■ Job: Within the listing below, locate all lines containing the word "fields". Copy each one.

Entries from a dataset:
####################

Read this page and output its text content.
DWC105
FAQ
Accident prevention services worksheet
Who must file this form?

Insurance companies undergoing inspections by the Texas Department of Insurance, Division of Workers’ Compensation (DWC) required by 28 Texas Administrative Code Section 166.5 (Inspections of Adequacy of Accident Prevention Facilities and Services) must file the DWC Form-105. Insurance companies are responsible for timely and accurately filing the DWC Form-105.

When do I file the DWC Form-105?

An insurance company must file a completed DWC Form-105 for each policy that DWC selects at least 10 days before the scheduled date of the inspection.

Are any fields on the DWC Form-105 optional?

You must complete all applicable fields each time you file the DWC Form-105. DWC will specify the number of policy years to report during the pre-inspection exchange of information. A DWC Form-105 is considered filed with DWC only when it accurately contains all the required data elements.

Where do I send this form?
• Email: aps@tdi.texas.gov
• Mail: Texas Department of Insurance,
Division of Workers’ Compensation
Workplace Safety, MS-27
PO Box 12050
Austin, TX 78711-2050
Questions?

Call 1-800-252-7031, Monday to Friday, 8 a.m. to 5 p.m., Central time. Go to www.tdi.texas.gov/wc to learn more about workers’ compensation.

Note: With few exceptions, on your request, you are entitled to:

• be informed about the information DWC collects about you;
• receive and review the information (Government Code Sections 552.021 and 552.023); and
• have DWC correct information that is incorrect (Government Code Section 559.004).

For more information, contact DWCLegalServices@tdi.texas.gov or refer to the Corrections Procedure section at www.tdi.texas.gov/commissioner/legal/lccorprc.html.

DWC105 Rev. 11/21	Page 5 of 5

####################

■ Response to this exercise:
Are any fields on the DWC Form-105 optional?
You must complete all applicable fields each time you file the DWC Form-105. DWC will specify the number of policy years to report during the pre-inspection exchange of information. A DWC Form-105 is considered filed with DWC only when it accurately contains all the required data elements.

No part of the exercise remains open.